- What you will do -
Copy out all the lines in the records that include the word "Lunch".
:::
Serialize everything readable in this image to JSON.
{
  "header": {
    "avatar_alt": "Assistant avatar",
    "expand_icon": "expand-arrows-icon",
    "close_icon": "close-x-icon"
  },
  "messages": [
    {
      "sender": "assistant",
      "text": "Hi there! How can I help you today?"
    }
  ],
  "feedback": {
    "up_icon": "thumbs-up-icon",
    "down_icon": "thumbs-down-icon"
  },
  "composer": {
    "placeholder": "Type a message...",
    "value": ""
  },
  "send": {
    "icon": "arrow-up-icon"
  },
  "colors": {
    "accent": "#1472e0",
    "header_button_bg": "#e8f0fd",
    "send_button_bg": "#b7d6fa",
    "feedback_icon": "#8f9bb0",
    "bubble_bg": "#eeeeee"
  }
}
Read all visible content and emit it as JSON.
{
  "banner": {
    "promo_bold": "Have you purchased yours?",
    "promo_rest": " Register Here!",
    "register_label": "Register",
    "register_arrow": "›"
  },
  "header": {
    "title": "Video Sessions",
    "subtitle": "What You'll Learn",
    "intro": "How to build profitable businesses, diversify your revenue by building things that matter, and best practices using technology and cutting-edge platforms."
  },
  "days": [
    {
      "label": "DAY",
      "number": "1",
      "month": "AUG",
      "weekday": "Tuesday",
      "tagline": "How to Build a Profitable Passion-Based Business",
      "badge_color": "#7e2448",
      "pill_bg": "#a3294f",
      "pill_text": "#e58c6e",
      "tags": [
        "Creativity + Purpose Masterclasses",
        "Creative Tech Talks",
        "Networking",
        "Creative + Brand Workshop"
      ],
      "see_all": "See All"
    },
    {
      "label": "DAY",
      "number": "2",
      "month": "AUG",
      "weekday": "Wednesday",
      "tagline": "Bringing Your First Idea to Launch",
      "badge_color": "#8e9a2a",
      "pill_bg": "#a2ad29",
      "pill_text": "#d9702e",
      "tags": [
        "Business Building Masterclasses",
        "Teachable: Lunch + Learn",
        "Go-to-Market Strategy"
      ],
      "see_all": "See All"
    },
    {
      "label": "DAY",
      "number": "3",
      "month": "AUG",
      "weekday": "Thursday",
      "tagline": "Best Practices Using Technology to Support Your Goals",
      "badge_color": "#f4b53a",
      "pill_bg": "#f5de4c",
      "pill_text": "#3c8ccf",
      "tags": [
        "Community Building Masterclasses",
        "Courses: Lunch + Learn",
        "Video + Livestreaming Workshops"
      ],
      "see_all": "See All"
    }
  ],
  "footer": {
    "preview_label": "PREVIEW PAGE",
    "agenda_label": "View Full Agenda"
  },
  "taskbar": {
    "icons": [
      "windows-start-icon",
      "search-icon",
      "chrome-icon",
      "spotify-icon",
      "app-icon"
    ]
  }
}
:::
- Task response -
        "Teachable: Lunch + Learn",
        "Courses: Lunch + Learn",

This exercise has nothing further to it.